--- Start ---

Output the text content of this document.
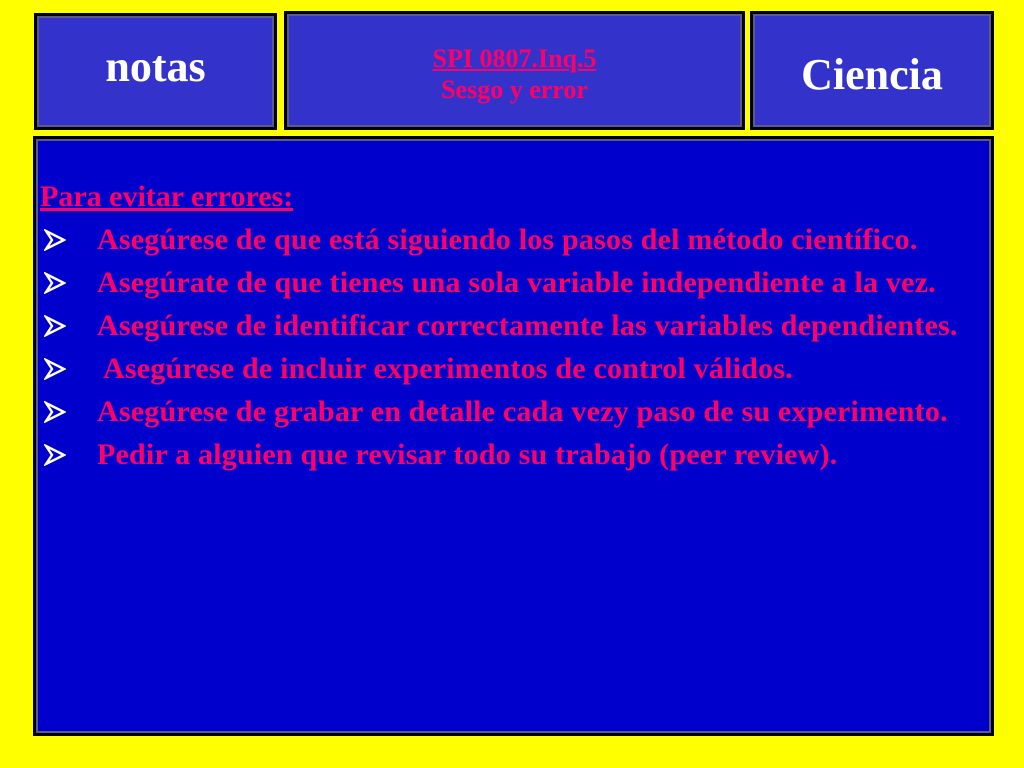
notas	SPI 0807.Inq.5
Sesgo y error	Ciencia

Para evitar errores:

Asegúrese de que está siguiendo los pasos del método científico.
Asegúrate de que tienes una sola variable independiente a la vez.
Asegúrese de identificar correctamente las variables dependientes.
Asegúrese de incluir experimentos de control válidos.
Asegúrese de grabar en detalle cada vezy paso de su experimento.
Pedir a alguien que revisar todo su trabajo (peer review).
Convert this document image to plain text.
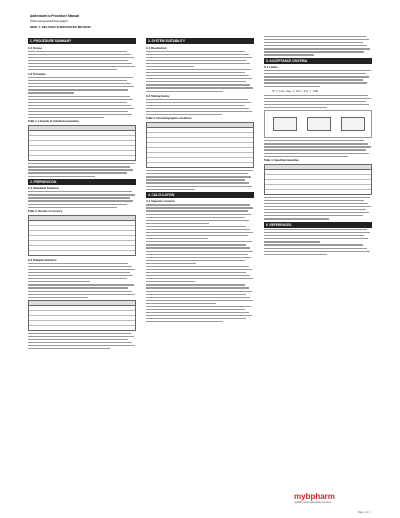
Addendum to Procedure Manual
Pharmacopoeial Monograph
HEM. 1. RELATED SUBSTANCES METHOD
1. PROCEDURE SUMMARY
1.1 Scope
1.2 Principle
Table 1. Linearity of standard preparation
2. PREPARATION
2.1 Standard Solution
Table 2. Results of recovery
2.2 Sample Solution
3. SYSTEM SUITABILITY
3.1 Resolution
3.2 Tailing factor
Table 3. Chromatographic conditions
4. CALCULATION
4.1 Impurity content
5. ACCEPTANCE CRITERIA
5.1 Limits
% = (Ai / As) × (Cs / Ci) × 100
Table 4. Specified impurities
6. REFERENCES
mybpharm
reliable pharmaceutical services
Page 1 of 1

--- End ---

REQUIREMENTS: Restate the records above in full, word for word. Keep pictures out.

CORRECT RESPONSE:
Output the text content of this document.
notas	SPI 0807.Inq.5
Sesgo y error	Ciencia

Para evitar errores:

Asegúrese de que está siguiendo los pasos del método científico.
Asegúrate de que tienes una sola variable independiente a la vez.
Asegúrese de identificar correctamente las variables dependientes.
Asegúrese de incluir experimentos de control válidos.
Asegúrese de grabar en detalle cada vezy paso de su experimento.
Pedir a alguien que revisar todo su trabajo (peer review).
Convert this document image to plain text.
Addendum to Procedure Manual
Pharmacopoeial Monograph
HEM. 1. RELATED SUBSTANCES METHOD
1. PROCEDURE SUMMARY
1.1 Scope
1.2 Principle
Table 1. Linearity of standard preparation
2. PREPARATION
2.1 Standard Solution
Table 2. Results of recovery
2.2 Sample Solution
3. SYSTEM SUITABILITY
3.1 Resolution
3.2 Tailing factor
Table 3. Chromatographic conditions
4. CALCULATION
4.1 Impurity content
5. ACCEPTANCE CRITERIA
5.1 Limits
% = (Ai / As) × (Cs / Ci) × 100
Table 4. Specified impurities
6. REFERENCES
mybpharm
reliable pharmaceutical services
Page 1 of 1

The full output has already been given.